- DATA ENTRIES
★ ★ ★ ★ ★

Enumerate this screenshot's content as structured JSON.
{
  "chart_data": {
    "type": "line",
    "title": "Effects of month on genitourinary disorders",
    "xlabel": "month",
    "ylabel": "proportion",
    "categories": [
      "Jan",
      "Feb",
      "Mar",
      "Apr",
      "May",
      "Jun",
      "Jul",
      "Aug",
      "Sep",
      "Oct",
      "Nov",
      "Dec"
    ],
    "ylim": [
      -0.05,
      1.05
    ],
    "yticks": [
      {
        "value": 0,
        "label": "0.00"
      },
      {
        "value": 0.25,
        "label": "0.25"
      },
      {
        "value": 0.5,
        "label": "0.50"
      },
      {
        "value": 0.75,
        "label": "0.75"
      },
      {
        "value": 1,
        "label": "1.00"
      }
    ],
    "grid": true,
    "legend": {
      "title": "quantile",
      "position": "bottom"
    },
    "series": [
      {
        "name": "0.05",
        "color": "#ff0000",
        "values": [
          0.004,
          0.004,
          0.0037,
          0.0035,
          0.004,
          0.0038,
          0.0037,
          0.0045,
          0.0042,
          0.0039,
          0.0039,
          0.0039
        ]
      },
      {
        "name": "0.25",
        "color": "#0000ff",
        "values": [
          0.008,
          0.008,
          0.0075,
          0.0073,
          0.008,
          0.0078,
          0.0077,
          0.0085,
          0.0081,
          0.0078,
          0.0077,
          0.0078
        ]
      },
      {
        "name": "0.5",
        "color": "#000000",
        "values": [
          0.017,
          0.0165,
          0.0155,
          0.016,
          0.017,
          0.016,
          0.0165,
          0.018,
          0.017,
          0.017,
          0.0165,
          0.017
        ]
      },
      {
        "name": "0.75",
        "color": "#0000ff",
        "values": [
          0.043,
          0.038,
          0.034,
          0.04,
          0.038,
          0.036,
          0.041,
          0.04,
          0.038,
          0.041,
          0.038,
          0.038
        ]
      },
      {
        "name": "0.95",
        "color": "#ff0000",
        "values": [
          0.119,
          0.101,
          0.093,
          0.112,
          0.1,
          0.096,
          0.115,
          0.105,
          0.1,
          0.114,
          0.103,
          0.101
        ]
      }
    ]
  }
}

★ ★ ★ ★ ★

Read through the entries and copy each line in which "name" appears.

- RESPONSE TO THE EXERCISE
        "name": "0.05",
        "name": "0.25",
        "name": "0.5",
        "name": "0.75",
        "name": "0.95",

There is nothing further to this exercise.